> **SHORT TASK**
An exact reproduction of the records is required, with all images left out.

> **DATASET RECORDS**
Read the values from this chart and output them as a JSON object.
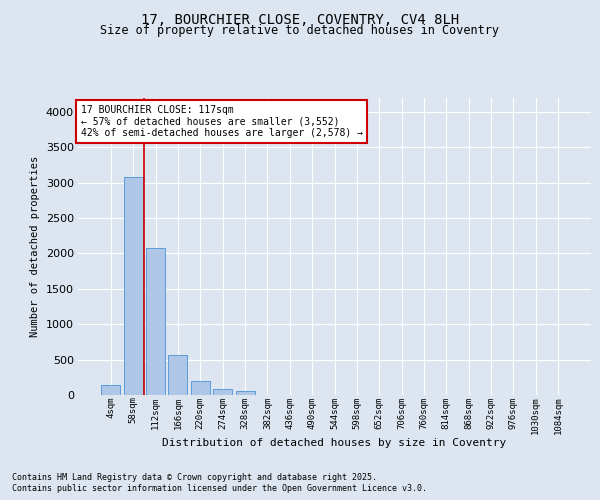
{
  "title_line1": "17, BOURCHIER CLOSE, COVENTRY, CV4 8LH",
  "title_line2": "Size of property relative to detached houses in Coventry",
  "xlabel": "Distribution of detached houses by size in Coventry",
  "ylabel": "Number of detached properties",
  "bar_labels": [
    "4sqm",
    "58sqm",
    "112sqm",
    "166sqm",
    "220sqm",
    "274sqm",
    "328sqm",
    "382sqm",
    "436sqm",
    "490sqm",
    "544sqm",
    "598sqm",
    "652sqm",
    "706sqm",
    "760sqm",
    "814sqm",
    "868sqm",
    "922sqm",
    "976sqm",
    "1030sqm",
    "1084sqm"
  ],
  "bar_values": [
    140,
    3080,
    2080,
    560,
    200,
    80,
    55,
    0,
    0,
    0,
    0,
    0,
    0,
    0,
    0,
    0,
    0,
    0,
    0,
    0,
    0
  ],
  "bar_color": "#aec6e8",
  "bar_edge_color": "#5b9bd5",
  "annotation_box_text": "17 BOURCHIER CLOSE: 117sqm\n← 57% of detached houses are smaller (3,552)\n42% of semi-detached houses are larger (2,578) →",
  "annotation_box_color": "#ffffff",
  "annotation_box_edge_color": "#cc0000",
  "vline_x": 1.5,
  "vline_color": "#cc0000",
  "ylim": [
    0,
    4200
  ],
  "yticks": [
    0,
    500,
    1000,
    1500,
    2000,
    2500,
    3000,
    3500,
    4000
  ],
  "bg_color": "#dde5f0",
  "plot_bg_color": "#dde5f0",
  "grid_color": "#ffffff",
  "footer_line1": "Contains HM Land Registry data © Crown copyright and database right 2025.",
  "footer_line2": "Contains public sector information licensed under the Open Government Licence v3.0.",
  "title_fontsize1": 10,
  "title_fontsize2": 8.5,
  "ylabel_fontsize": 7.5,
  "xlabel_fontsize": 8,
  "ytick_fontsize": 8,
  "xtick_fontsize": 6.5,
  "annot_fontsize": 7,
  "footer_fontsize": 6
}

> **WRITTEN SOLUTION**
Read the values from this chart and output them as a JSON object.
{
  "title_line1": "17, BOURCHIER CLOSE, COVENTRY, CV4 8LH",
  "title_line2": "Size of property relative to detached houses in Coventry",
  "xlabel": "Distribution of detached houses by size in Coventry",
  "ylabel": "Number of detached properties",
  "bar_labels": [
    "4sqm",
    "58sqm",
    "112sqm",
    "166sqm",
    "220sqm",
    "274sqm",
    "328sqm",
    "382sqm",
    "436sqm",
    "490sqm",
    "544sqm",
    "598sqm",
    "652sqm",
    "706sqm",
    "760sqm",
    "814sqm",
    "868sqm",
    "922sqm",
    "976sqm",
    "1030sqm",
    "1084sqm"
  ],
  "bar_values": [
    140,
    3080,
    2080,
    560,
    200,
    80,
    55,
    0,
    0,
    0,
    0,
    0,
    0,
    0,
    0,
    0,
    0,
    0,
    0,
    0,
    0
  ],
  "bar_color": "#aec6e8",
  "bar_edge_color": "#5b9bd5",
  "annotation_box_text": "17 BOURCHIER CLOSE: 117sqm\n← 57% of detached houses are smaller (3,552)\n42% of semi-detached houses are larger (2,578) →",
  "annotation_box_color": "#ffffff",
  "annotation_box_edge_color": "#cc0000",
  "vline_x": 1.5,
  "vline_color": "#cc0000",
  "ylim": [
    0,
    4200
  ],
  "yticks": [
    0,
    500,
    1000,
    1500,
    2000,
    2500,
    3000,
    3500,
    4000
  ],
  "bg_color": "#dde5f0",
  "plot_bg_color": "#dde5f0",
  "grid_color": "#ffffff",
  "footer_line1": "Contains HM Land Registry data © Crown copyright and database right 2025.",
  "footer_line2": "Contains public sector information licensed under the Open Government Licence v3.0.",
  "title_fontsize1": 10,
  "title_fontsize2": 8.5,
  "ylabel_fontsize": 7.5,
  "xlabel_fontsize": 8,
  "ytick_fontsize": 8,
  "xtick_fontsize": 6.5,
  "annot_fontsize": 7,
  "footer_fontsize": 6
}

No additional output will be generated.